• [Materials provided]:
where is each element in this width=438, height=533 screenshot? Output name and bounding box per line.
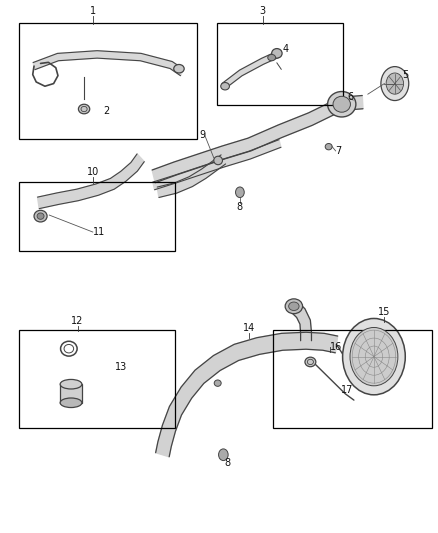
Circle shape — [219, 449, 228, 461]
Polygon shape — [290, 301, 311, 341]
Ellipse shape — [214, 380, 221, 386]
Ellipse shape — [78, 104, 90, 114]
Text: 13: 13 — [115, 362, 127, 372]
Text: 12: 12 — [71, 316, 84, 326]
Text: 14: 14 — [243, 323, 255, 333]
Text: 16: 16 — [330, 342, 342, 352]
Bar — [19, 330, 176, 428]
Ellipse shape — [272, 49, 282, 58]
Text: 10: 10 — [87, 167, 99, 177]
Ellipse shape — [60, 398, 82, 408]
Text: 8: 8 — [225, 458, 231, 469]
Text: 6: 6 — [348, 92, 354, 102]
Bar — [19, 182, 176, 251]
Circle shape — [386, 73, 403, 94]
Polygon shape — [38, 154, 144, 208]
Text: 17: 17 — [341, 384, 353, 394]
Bar — [60, 384, 82, 403]
Text: 5: 5 — [402, 70, 408, 79]
Circle shape — [350, 327, 398, 386]
Circle shape — [343, 318, 405, 395]
Ellipse shape — [325, 143, 332, 150]
Polygon shape — [33, 51, 184, 76]
Bar — [19, 22, 197, 139]
Text: 8: 8 — [237, 202, 243, 212]
Text: 15: 15 — [378, 307, 391, 317]
Polygon shape — [152, 95, 363, 183]
Ellipse shape — [289, 302, 299, 311]
Polygon shape — [222, 51, 279, 89]
Ellipse shape — [333, 96, 350, 112]
Ellipse shape — [268, 54, 276, 61]
Ellipse shape — [37, 213, 44, 219]
Ellipse shape — [328, 92, 356, 117]
Ellipse shape — [174, 64, 184, 73]
Text: 3: 3 — [259, 6, 265, 16]
Ellipse shape — [34, 211, 47, 222]
Bar — [273, 330, 432, 428]
Ellipse shape — [305, 357, 316, 367]
Ellipse shape — [214, 156, 223, 165]
Text: 1: 1 — [90, 6, 96, 16]
Ellipse shape — [285, 299, 303, 314]
Text: 4: 4 — [282, 44, 288, 54]
Text: 2: 2 — [104, 106, 110, 116]
Text: 11: 11 — [93, 227, 105, 237]
Ellipse shape — [60, 379, 82, 389]
Circle shape — [381, 67, 409, 101]
Polygon shape — [153, 140, 281, 190]
Ellipse shape — [221, 83, 230, 90]
Text: 7: 7 — [336, 146, 342, 156]
Text: 9: 9 — [199, 130, 205, 140]
Polygon shape — [155, 332, 338, 457]
Circle shape — [236, 187, 244, 198]
Polygon shape — [157, 155, 226, 197]
Bar — [217, 22, 343, 105]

• [Goal]:
Print every line of the records above without changing anything, leaving out the picture.

• [Result of the task]:
where is each element in this width=438, height=533 screenshot? Output name and bounding box per line.
Circle shape — [219, 449, 228, 461]
Polygon shape — [290, 301, 311, 341]
Ellipse shape — [214, 380, 221, 386]
Ellipse shape — [78, 104, 90, 114]
Text: 13: 13 — [115, 362, 127, 372]
Text: 12: 12 — [71, 316, 84, 326]
Text: 14: 14 — [243, 323, 255, 333]
Text: 16: 16 — [330, 342, 342, 352]
Bar — [19, 330, 176, 428]
Ellipse shape — [272, 49, 282, 58]
Text: 10: 10 — [87, 167, 99, 177]
Ellipse shape — [60, 398, 82, 408]
Text: 8: 8 — [225, 458, 231, 469]
Text: 6: 6 — [348, 92, 354, 102]
Bar — [19, 182, 176, 251]
Circle shape — [386, 73, 403, 94]
Polygon shape — [38, 154, 144, 208]
Text: 17: 17 — [341, 384, 353, 394]
Bar — [60, 384, 82, 403]
Text: 5: 5 — [402, 70, 408, 79]
Circle shape — [350, 327, 398, 386]
Circle shape — [343, 318, 405, 395]
Ellipse shape — [325, 143, 332, 150]
Polygon shape — [33, 51, 184, 76]
Bar — [19, 22, 197, 139]
Text: 8: 8 — [237, 202, 243, 212]
Text: 15: 15 — [378, 307, 391, 317]
Polygon shape — [152, 95, 363, 183]
Ellipse shape — [289, 302, 299, 311]
Polygon shape — [222, 51, 279, 89]
Ellipse shape — [333, 96, 350, 112]
Ellipse shape — [268, 54, 276, 61]
Ellipse shape — [37, 213, 44, 219]
Ellipse shape — [328, 92, 356, 117]
Ellipse shape — [174, 64, 184, 73]
Text: 3: 3 — [259, 6, 265, 16]
Ellipse shape — [34, 211, 47, 222]
Bar — [273, 330, 432, 428]
Ellipse shape — [305, 357, 316, 367]
Ellipse shape — [214, 156, 223, 165]
Text: 1: 1 — [90, 6, 96, 16]
Ellipse shape — [285, 299, 303, 314]
Text: 4: 4 — [282, 44, 288, 54]
Text: 2: 2 — [104, 106, 110, 116]
Text: 11: 11 — [93, 227, 105, 237]
Ellipse shape — [60, 379, 82, 389]
Circle shape — [381, 67, 409, 101]
Polygon shape — [153, 140, 281, 190]
Ellipse shape — [221, 83, 230, 90]
Text: 7: 7 — [336, 146, 342, 156]
Text: 9: 9 — [199, 130, 205, 140]
Polygon shape — [155, 332, 338, 457]
Circle shape — [236, 187, 244, 198]
Polygon shape — [157, 155, 226, 197]
Bar — [217, 22, 343, 105]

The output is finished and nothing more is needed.